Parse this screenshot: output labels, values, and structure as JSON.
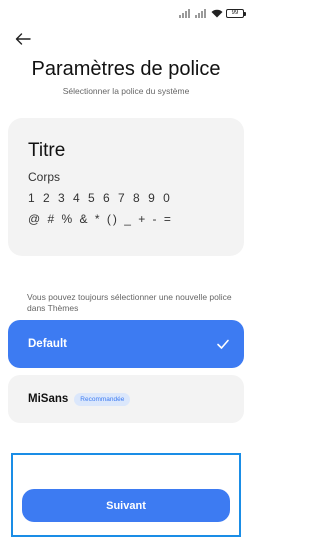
{
  "status_bar": {
    "battery": "99"
  },
  "header": {
    "title": "Paramètres de police",
    "subtitle": "Sélectionner la police du système"
  },
  "preview": {
    "title": "Titre",
    "body": "Corps",
    "digits": "1 2 3 4 5 6 7 8 9 0",
    "symbols": "@ # % & * () _ + - ="
  },
  "info_text": "Vous pouvez toujours sélectionner une nouvelle police dans Thèmes",
  "options": [
    {
      "label": "Default",
      "selected": true
    },
    {
      "label": "MiSans",
      "badge": "Recommandée",
      "selected": false
    }
  ],
  "footer": {
    "next_label": "Suivant"
  },
  "colors": {
    "accent": "#3d7bf2",
    "badge_bg": "#dbe7fb",
    "card_bg": "#f3f3f3",
    "highlight_border": "#1a8de6"
  }
}
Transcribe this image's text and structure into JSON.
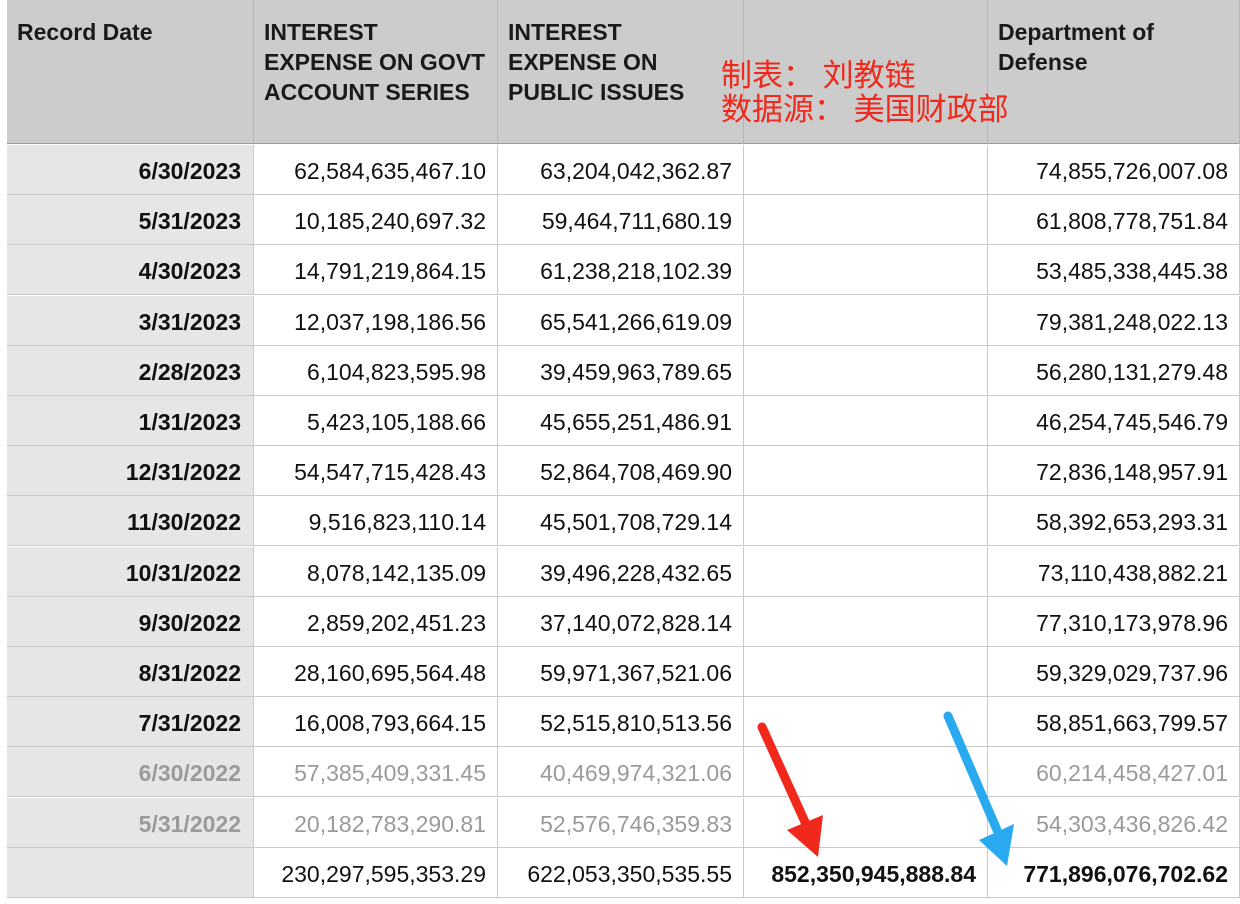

---*---

* _Your objective_: In your copy, leave out the pictures and reproduce the material above exactly.

* _Result_:
Parse this screenshot: output labels, values, and structure as JSON.
{
  "status_bar": {
    "battery": "99"
  },
  "header": {
    "title": "Paramètres de police",
    "subtitle": "Sélectionner la police du système"
  },
  "preview": {
    "title": "Titre",
    "body": "Corps",
    "digits": "1 2 3 4 5 6 7 8 9 0",
    "symbols": "@ # % & * () _ + - ="
  },
  "info_text": "Vous pouvez toujours sélectionner une nouvelle police dans Thèmes",
  "options": [
    {
      "label": "Default",
      "selected": true
    },
    {
      "label": "MiSans",
      "badge": "Recommandée",
      "selected": false
    }
  ],
  "footer": {
    "next_label": "Suivant"
  },
  "colors": {
    "accent": "#3d7bf2",
    "badge_bg": "#dbe7fb",
    "card_bg": "#f3f3f3",
    "highlight_border": "#1a8de6"
  }
}
Transcribe this image's text and structure into JSON.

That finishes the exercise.